Filter this data down to the lines that hold "Workspaces", and copy them.

◆ ◆ ◆

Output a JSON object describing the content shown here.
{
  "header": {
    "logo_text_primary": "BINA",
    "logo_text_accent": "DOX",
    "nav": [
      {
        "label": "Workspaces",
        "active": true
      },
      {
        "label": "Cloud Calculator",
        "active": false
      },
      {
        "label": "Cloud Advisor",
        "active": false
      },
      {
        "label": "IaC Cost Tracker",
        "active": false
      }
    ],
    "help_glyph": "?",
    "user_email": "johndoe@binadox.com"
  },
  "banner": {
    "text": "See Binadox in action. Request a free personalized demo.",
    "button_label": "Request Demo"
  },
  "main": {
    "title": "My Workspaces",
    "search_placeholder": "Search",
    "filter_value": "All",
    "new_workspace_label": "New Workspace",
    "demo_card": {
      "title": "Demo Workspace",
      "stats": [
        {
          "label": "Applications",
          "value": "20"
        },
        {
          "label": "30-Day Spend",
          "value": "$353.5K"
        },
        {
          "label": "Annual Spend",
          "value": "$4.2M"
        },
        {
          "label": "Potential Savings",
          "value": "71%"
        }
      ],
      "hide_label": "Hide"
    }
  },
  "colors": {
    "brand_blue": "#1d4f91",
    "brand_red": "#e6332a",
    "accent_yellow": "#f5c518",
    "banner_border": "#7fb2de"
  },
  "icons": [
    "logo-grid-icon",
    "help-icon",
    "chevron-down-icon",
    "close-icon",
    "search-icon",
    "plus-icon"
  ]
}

◆ ◆ ◆

_Task answer_.
        "label": "Workspaces",
    "title": "My Workspaces",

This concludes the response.